Rows from a dataset
___
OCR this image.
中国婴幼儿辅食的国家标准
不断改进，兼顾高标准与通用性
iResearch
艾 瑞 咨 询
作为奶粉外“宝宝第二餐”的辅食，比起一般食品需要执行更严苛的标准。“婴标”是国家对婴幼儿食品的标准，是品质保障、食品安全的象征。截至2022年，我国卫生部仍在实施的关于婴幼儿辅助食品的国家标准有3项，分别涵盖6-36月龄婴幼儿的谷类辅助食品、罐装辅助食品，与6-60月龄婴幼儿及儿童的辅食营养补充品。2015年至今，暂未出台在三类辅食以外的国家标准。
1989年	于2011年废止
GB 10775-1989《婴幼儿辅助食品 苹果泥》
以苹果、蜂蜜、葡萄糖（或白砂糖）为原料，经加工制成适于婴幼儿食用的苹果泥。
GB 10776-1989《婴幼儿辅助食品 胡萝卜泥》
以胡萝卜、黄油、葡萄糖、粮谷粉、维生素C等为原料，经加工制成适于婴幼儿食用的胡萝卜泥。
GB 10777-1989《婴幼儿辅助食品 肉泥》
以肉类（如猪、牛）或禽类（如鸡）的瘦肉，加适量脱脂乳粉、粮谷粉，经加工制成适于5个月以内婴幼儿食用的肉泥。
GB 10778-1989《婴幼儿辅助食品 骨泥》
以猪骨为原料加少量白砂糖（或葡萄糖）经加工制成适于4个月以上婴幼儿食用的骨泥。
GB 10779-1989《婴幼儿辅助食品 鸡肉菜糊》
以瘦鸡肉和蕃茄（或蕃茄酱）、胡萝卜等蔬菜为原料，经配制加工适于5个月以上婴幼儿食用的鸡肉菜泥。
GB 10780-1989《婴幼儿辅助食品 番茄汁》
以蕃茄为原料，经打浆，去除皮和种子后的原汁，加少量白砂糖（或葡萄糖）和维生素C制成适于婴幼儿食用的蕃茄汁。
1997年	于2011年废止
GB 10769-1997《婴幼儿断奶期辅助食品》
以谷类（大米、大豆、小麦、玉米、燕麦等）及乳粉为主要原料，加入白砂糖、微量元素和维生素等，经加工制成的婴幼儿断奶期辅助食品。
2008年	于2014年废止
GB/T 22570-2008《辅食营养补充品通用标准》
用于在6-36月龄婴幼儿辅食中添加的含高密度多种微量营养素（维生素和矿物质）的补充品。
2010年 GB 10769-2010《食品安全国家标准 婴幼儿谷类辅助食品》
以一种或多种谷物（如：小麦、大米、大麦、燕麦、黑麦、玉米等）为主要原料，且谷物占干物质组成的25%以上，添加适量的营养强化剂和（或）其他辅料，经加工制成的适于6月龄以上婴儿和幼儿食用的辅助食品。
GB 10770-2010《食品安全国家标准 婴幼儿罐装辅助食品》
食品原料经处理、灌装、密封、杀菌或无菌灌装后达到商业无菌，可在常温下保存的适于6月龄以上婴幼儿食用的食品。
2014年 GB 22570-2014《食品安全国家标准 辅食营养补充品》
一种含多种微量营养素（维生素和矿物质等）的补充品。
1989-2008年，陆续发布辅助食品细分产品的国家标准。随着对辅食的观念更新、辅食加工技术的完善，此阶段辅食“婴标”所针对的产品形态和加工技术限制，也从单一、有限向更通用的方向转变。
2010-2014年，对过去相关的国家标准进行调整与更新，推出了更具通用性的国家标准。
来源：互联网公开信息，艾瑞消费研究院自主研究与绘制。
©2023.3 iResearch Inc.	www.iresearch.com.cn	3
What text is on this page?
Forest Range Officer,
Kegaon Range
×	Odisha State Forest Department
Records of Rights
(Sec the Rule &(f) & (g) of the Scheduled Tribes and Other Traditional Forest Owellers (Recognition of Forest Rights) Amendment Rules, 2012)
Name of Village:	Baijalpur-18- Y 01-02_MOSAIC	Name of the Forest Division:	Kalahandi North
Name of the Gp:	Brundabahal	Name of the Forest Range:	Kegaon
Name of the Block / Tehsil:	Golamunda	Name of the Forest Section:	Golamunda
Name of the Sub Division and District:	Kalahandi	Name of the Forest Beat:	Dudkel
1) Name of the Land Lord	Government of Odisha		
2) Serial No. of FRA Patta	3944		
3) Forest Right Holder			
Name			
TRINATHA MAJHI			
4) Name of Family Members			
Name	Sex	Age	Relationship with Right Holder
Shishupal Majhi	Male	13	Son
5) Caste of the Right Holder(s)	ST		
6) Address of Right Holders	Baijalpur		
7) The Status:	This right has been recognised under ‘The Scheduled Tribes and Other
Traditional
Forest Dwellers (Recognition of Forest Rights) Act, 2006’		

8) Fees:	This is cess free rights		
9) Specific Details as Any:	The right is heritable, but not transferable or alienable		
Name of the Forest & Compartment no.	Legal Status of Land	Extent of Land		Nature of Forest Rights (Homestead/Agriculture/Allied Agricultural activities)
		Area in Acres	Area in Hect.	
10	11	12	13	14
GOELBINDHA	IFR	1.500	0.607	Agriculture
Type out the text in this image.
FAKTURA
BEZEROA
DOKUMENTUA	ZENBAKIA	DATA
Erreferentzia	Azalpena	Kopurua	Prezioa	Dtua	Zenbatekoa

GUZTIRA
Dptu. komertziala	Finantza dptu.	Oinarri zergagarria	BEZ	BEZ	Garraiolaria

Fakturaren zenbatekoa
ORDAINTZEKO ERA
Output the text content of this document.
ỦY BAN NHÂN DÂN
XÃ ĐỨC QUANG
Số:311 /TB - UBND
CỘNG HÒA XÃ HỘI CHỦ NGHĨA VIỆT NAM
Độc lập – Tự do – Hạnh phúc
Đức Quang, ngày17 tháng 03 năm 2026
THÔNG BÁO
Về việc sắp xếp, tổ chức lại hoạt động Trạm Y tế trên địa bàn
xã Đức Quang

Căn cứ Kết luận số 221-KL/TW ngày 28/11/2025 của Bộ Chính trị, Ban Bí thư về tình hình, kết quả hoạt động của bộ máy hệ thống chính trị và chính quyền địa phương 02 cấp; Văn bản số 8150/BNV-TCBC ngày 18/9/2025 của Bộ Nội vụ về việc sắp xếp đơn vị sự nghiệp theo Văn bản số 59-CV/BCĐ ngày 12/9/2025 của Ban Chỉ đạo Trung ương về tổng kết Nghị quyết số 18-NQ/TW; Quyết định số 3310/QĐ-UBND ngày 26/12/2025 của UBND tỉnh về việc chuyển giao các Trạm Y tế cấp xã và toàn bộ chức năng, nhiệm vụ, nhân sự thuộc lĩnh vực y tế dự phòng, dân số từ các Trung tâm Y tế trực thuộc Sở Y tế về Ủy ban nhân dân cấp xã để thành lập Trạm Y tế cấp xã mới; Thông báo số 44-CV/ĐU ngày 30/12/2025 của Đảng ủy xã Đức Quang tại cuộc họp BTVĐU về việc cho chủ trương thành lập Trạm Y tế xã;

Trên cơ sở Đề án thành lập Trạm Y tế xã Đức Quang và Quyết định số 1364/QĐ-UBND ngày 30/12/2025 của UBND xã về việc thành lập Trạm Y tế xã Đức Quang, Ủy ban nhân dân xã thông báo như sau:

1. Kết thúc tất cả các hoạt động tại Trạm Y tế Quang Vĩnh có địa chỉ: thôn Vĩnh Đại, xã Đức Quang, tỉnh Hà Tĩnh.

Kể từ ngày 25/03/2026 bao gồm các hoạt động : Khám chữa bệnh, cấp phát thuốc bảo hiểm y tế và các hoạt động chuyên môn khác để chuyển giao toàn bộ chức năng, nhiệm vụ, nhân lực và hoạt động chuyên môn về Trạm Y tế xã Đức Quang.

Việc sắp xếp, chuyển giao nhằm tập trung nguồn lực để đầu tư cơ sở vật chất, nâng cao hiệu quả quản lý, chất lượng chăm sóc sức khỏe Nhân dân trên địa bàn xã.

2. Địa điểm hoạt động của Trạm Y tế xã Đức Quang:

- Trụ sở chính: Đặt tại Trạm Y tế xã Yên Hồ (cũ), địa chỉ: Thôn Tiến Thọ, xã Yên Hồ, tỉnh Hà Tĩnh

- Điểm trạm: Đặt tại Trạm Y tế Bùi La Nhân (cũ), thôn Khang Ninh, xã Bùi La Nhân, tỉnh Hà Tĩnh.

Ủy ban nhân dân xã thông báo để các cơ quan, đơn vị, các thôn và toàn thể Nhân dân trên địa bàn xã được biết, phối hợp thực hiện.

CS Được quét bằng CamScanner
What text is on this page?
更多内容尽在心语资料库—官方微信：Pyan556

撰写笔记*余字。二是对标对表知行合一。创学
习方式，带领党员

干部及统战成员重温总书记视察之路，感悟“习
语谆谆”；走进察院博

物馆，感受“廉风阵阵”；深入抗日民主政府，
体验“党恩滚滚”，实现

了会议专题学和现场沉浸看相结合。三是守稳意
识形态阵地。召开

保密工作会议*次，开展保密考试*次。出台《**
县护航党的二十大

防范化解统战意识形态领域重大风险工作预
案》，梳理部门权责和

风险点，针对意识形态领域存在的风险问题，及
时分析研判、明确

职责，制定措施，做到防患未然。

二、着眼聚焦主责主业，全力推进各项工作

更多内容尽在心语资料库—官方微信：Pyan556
___
**What is being asked**
How many lines in the listing contain "Range"? Answer with the number alone.

**Solution to this exercise**
3